What the exercise asks » Change every "Right Ctrl" in the records below to "Left Ctrl" and copy out all other lines as they are.

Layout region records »
** begin **
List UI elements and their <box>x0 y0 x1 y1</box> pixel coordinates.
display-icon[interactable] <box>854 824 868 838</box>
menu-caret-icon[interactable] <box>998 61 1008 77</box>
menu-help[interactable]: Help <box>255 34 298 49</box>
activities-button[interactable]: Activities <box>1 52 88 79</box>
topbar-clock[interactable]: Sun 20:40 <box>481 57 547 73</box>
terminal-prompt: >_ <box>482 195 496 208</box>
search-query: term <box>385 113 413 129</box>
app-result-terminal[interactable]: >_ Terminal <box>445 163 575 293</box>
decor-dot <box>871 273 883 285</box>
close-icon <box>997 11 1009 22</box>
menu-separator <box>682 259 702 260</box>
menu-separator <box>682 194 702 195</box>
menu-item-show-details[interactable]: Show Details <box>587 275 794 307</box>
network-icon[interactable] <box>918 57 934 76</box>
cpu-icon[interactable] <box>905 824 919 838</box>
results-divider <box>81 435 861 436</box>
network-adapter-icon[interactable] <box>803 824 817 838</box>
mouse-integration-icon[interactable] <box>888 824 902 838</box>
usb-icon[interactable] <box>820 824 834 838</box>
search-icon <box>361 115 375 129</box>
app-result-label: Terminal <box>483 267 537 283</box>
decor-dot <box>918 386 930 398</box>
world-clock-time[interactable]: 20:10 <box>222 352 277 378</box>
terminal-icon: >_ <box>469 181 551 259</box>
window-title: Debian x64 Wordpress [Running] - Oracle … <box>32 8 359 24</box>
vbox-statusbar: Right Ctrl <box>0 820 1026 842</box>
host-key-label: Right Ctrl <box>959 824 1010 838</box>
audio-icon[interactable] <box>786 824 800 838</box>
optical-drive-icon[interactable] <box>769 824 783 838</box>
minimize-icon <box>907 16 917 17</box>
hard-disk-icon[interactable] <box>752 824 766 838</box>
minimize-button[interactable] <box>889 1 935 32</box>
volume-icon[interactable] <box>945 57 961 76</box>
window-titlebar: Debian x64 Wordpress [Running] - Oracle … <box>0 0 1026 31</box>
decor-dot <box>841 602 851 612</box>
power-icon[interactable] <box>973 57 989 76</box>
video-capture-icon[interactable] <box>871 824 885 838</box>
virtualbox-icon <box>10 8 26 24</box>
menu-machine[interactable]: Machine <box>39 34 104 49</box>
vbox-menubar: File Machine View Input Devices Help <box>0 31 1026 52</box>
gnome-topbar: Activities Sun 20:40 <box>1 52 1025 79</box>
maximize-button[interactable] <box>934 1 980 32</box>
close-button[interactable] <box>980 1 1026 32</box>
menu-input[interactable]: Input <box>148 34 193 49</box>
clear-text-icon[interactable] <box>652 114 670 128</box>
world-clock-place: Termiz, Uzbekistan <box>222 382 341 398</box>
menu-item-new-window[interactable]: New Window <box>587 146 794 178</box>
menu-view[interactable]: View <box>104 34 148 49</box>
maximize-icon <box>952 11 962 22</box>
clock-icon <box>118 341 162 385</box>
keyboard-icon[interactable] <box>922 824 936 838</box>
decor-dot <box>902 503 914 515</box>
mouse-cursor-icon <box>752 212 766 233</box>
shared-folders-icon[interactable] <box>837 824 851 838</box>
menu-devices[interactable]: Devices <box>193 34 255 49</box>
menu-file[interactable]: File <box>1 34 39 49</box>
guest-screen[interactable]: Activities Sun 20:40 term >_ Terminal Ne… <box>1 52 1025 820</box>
** end **
Output below »
List UI elements and their <box>x0 y0 x1 y1</box> pixel coordinates.
display-icon[interactable] <box>854 824 868 838</box>
menu-caret-icon[interactable] <box>998 61 1008 77</box>
menu-help[interactable]: Help <box>255 34 298 49</box>
activities-button[interactable]: Activities <box>1 52 88 79</box>
topbar-clock[interactable]: Sun 20:40 <box>481 57 547 73</box>
terminal-prompt: >_ <box>482 195 496 208</box>
search-query: term <box>385 113 413 129</box>
app-result-terminal[interactable]: >_ Terminal <box>445 163 575 293</box>
decor-dot <box>871 273 883 285</box>
close-icon <box>997 11 1009 22</box>
menu-separator <box>682 259 702 260</box>
menu-separator <box>682 194 702 195</box>
menu-item-show-details[interactable]: Show Details <box>587 275 794 307</box>
network-icon[interactable] <box>918 57 934 76</box>
cpu-icon[interactable] <box>905 824 919 838</box>
results-divider <box>81 435 861 436</box>
network-adapter-icon[interactable] <box>803 824 817 838</box>
mouse-integration-icon[interactable] <box>888 824 902 838</box>
usb-icon[interactable] <box>820 824 834 838</box>
search-icon <box>361 115 375 129</box>
app-result-label: Terminal <box>483 267 537 283</box>
decor-dot <box>918 386 930 398</box>
world-clock-time[interactable]: 20:10 <box>222 352 277 378</box>
terminal-icon: >_ <box>469 181 551 259</box>
window-title: Debian x64 Wordpress [Running] - Oracle … <box>32 8 359 24</box>
vbox-statusbar: Left Ctrl <box>0 820 1026 842</box>
host-key-label: Left Ctrl <box>959 824 1010 838</box>
audio-icon[interactable] <box>786 824 800 838</box>
optical-drive-icon[interactable] <box>769 824 783 838</box>
minimize-icon <box>907 16 917 17</box>
hard-disk-icon[interactable] <box>752 824 766 838</box>
minimize-button[interactable] <box>889 1 935 32</box>
volume-icon[interactable] <box>945 57 961 76</box>
window-titlebar: Debian x64 Wordpress [Running] - Oracle … <box>0 0 1026 31</box>
decor-dot <box>841 602 851 612</box>
power-icon[interactable] <box>973 57 989 76</box>
video-capture-icon[interactable] <box>871 824 885 838</box>
virtualbox-icon <box>10 8 26 24</box>
menu-machine[interactable]: Machine <box>39 34 104 49</box>
vbox-menubar: File Machine View Input Devices Help <box>0 31 1026 52</box>
gnome-topbar: Activities Sun 20:40 <box>1 52 1025 79</box>
maximize-button[interactable] <box>934 1 980 32</box>
close-button[interactable] <box>980 1 1026 32</box>
menu-input[interactable]: Input <box>148 34 193 49</box>
clear-text-icon[interactable] <box>652 114 670 128</box>
world-clock-place: Termiz, Uzbekistan <box>222 382 341 398</box>
menu-item-new-window[interactable]: New Window <box>587 146 794 178</box>
menu-view[interactable]: View <box>104 34 148 49</box>
maximize-icon <box>952 11 962 22</box>
clock-icon <box>118 341 162 385</box>
keyboard-icon[interactable] <box>922 824 936 838</box>
decor-dot <box>902 503 914 515</box>
mouse-cursor-icon <box>752 212 766 233</box>
shared-folders-icon[interactable] <box>837 824 851 838</box>
menu-devices[interactable]: Devices <box>193 34 255 49</box>
menu-file[interactable]: File <box>1 34 39 49</box>
guest-screen[interactable]: Activities Sun 20:40 term >_ Terminal Ne… <box>1 52 1025 820</box>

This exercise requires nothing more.